▶ What the task asks:
Without altering anything, repeat each of the records.

[start]

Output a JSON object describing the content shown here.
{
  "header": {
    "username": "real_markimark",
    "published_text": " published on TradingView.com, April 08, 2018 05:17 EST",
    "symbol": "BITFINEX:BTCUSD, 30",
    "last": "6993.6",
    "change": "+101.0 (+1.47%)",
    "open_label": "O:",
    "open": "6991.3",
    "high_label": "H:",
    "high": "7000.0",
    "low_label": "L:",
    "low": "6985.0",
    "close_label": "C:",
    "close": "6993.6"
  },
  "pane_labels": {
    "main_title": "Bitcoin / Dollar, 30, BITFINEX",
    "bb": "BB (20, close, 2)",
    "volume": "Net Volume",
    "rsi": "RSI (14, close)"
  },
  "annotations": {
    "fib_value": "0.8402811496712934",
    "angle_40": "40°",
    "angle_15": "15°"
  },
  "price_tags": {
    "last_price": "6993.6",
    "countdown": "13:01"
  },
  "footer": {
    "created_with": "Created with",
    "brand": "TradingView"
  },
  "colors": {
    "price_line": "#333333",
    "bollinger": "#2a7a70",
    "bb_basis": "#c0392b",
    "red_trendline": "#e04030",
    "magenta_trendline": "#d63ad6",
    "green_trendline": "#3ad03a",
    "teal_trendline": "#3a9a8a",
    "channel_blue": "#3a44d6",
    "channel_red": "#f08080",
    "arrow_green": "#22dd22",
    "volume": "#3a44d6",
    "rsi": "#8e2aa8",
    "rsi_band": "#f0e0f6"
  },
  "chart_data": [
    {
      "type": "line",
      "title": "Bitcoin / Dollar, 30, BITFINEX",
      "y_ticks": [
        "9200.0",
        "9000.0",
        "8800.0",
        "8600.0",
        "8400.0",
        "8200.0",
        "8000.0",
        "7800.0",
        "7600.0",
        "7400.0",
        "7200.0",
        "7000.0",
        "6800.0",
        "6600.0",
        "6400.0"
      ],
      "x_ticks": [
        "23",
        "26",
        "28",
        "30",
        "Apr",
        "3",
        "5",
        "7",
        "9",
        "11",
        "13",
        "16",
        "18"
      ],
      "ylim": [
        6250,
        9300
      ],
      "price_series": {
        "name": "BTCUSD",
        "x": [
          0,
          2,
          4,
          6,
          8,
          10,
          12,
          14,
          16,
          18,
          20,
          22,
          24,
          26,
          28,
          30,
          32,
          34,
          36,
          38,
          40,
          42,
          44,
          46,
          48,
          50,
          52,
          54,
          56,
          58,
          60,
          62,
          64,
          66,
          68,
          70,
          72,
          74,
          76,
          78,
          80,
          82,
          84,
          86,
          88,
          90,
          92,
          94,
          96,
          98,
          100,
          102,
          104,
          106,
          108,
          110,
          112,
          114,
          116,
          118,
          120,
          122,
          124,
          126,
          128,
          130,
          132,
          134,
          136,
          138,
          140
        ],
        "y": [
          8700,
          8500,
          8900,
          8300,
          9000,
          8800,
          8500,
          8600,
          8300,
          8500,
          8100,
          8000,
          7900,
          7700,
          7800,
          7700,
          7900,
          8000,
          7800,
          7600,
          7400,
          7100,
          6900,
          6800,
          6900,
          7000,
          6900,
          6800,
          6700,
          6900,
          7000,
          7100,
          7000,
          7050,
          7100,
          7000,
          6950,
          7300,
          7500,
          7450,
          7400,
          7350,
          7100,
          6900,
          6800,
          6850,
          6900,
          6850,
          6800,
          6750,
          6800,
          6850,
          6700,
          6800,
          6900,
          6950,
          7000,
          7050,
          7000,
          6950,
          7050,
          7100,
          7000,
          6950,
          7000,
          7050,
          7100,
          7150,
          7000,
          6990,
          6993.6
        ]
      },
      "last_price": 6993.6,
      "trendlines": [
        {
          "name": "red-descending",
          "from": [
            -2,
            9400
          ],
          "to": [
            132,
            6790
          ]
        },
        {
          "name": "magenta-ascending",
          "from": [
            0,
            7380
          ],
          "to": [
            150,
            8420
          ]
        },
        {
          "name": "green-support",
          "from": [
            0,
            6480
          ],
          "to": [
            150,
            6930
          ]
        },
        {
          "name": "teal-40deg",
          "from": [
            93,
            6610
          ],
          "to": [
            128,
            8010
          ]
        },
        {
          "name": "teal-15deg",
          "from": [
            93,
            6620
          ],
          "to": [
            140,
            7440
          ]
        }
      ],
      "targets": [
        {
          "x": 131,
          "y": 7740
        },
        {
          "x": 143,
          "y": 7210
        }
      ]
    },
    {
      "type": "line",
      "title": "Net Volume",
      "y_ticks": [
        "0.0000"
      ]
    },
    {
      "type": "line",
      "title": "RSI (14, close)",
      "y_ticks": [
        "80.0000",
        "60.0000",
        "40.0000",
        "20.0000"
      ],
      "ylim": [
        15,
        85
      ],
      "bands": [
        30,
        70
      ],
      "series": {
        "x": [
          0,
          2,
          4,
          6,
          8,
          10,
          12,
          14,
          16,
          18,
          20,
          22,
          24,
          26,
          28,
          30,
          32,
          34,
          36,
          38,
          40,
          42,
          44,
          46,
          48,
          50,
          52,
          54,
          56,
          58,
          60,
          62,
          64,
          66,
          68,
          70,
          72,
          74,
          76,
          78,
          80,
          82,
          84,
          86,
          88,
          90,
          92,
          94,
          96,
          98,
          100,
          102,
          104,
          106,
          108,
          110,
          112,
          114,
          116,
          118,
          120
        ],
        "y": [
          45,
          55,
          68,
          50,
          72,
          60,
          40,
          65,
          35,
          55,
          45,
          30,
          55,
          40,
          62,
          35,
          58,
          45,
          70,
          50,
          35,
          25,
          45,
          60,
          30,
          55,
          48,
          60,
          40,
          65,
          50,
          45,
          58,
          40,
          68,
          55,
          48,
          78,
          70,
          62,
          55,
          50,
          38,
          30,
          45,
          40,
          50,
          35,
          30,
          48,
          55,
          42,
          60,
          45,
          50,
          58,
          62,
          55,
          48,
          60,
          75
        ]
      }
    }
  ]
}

[end]

▶ Result for this task:
Output a JSON object describing the content shown here.
{
  "header": {
    "username": "real_markimark",
    "published_text": " published on TradingView.com, April 08, 2018 05:17 EST",
    "symbol": "BITFINEX:BTCUSD, 30",
    "last": "6993.6",
    "change": "+101.0 (+1.47%)",
    "open_label": "O:",
    "open": "6991.3",
    "high_label": "H:",
    "high": "7000.0",
    "low_label": "L:",
    "low": "6985.0",
    "close_label": "C:",
    "close": "6993.6"
  },
  "pane_labels": {
    "main_title": "Bitcoin / Dollar, 30, BITFINEX",
    "bb": "BB (20, close, 2)",
    "volume": "Net Volume",
    "rsi": "RSI (14, close)"
  },
  "annotations": {
    "fib_value": "0.8402811496712934",
    "angle_40": "40°",
    "angle_15": "15°"
  },
  "price_tags": {
    "last_price": "6993.6",
    "countdown": "13:01"
  },
  "footer": {
    "created_with": "Created with",
    "brand": "TradingView"
  },
  "colors": {
    "price_line": "#333333",
    "bollinger": "#2a7a70",
    "bb_basis": "#c0392b",
    "red_trendline": "#e04030",
    "magenta_trendline": "#d63ad6",
    "green_trendline": "#3ad03a",
    "teal_trendline": "#3a9a8a",
    "channel_blue": "#3a44d6",
    "channel_red": "#f08080",
    "arrow_green": "#22dd22",
    "volume": "#3a44d6",
    "rsi": "#8e2aa8",
    "rsi_band": "#f0e0f6"
  },
  "chart_data": [
    {
      "type": "line",
      "title": "Bitcoin / Dollar, 30, BITFINEX",
      "y_ticks": [
        "9200.0",
        "9000.0",
        "8800.0",
        "8600.0",
        "8400.0",
        "8200.0",
        "8000.0",
        "7800.0",
        "7600.0",
        "7400.0",
        "7200.0",
        "7000.0",
        "6800.0",
        "6600.0",
        "6400.0"
      ],
      "x_ticks": [
        "23",
        "26",
        "28",
        "30",
        "Apr",
        "3",
        "5",
        "7",
        "9",
        "11",
        "13",
        "16",
        "18"
      ],
      "ylim": [
        6250,
        9300
      ],
      "price_series": {
        "name": "BTCUSD",
        "x": [
          0,
          2,
          4,
          6,
          8,
          10,
          12,
          14,
          16,
          18,
          20,
          22,
          24,
          26,
          28,
          30,
          32,
          34,
          36,
          38,
          40,
          42,
          44,
          46,
          48,
          50,
          52,
          54,
          56,
          58,
          60,
          62,
          64,
          66,
          68,
          70,
          72,
          74,
          76,
          78,
          80,
          82,
          84,
          86,
          88,
          90,
          92,
          94,
          96,
          98,
          100,
          102,
          104,
          106,
          108,
          110,
          112,
          114,
          116,
          118,
          120,
          122,
          124,
          126,
          128,
          130,
          132,
          134,
          136,
          138,
          140
        ],
        "y": [
          8700,
          8500,
          8900,
          8300,
          9000,
          8800,
          8500,
          8600,
          8300,
          8500,
          8100,
          8000,
          7900,
          7700,
          7800,
          7700,
          7900,
          8000,
          7800,
          7600,
          7400,
          7100,
          6900,
          6800,
          6900,
          7000,
          6900,
          6800,
          6700,
          6900,
          7000,
          7100,
          7000,
          7050,
          7100,
          7000,
          6950,
          7300,
          7500,
          7450,
          7400,
          7350,
          7100,
          6900,
          6800,
          6850,
          6900,
          6850,
          6800,
          6750,
          6800,
          6850,
          6700,
          6800,
          6900,
          6950,
          7000,
          7050,
          7000,
          6950,
          7050,
          7100,
          7000,
          6950,
          7000,
          7050,
          7100,
          7150,
          7000,
          6990,
          6993.6
        ]
      },
      "last_price": 6993.6,
      "trendlines": [
        {
          "name": "red-descending",
          "from": [
            -2,
            9400
          ],
          "to": [
            132,
            6790
          ]
        },
        {
          "name": "magenta-ascending",
          "from": [
            0,
            7380
          ],
          "to": [
            150,
            8420
          ]
        },
        {
          "name": "green-support",
          "from": [
            0,
            6480
          ],
          "to": [
            150,
            6930
          ]
        },
        {
          "name": "teal-40deg",
          "from": [
            93,
            6610
          ],
          "to": [
            128,
            8010
          ]
        },
        {
          "name": "teal-15deg",
          "from": [
            93,
            6620
          ],
          "to": [
            140,
            7440
          ]
        }
      ],
      "targets": [
        {
          "x": 131,
          "y": 7740
        },
        {
          "x": 143,
          "y": 7210
        }
      ]
    },
    {
      "type": "line",
      "title": "Net Volume",
      "y_ticks": [
        "0.0000"
      ]
    },
    {
      "type": "line",
      "title": "RSI (14, close)",
      "y_ticks": [
        "80.0000",
        "60.0000",
        "40.0000",
        "20.0000"
      ],
      "ylim": [
        15,
        85
      ],
      "bands": [
        30,
        70
      ],
      "series": {
        "x": [
          0,
          2,
          4,
          6,
          8,
          10,
          12,
          14,
          16,
          18,
          20,
          22,
          24,
          26,
          28,
          30,
          32,
          34,
          36,
          38,
          40,
          42,
          44,
          46,
          48,
          50,
          52,
          54,
          56,
          58,
          60,
          62,
          64,
          66,
          68,
          70,
          72,
          74,
          76,
          78,
          80,
          82,
          84,
          86,
          88,
          90,
          92,
          94,
          96,
          98,
          100,
          102,
          104,
          106,
          108,
          110,
          112,
          114,
          116,
          118,
          120
        ],
        "y": [
          45,
          55,
          68,
          50,
          72,
          60,
          40,
          65,
          35,
          55,
          45,
          30,
          55,
          40,
          62,
          35,
          58,
          45,
          70,
          50,
          35,
          25,
          45,
          60,
          30,
          55,
          48,
          60,
          40,
          65,
          50,
          45,
          58,
          40,
          68,
          55,
          48,
          78,
          70,
          62,
          55,
          50,
          38,
          30,
          45,
          40,
          50,
          35,
          30,
          48,
          55,
          42,
          60,
          45,
          50,
          58,
          62,
          55,
          48,
          60,
          75
        ]
      }
    }
  ]
}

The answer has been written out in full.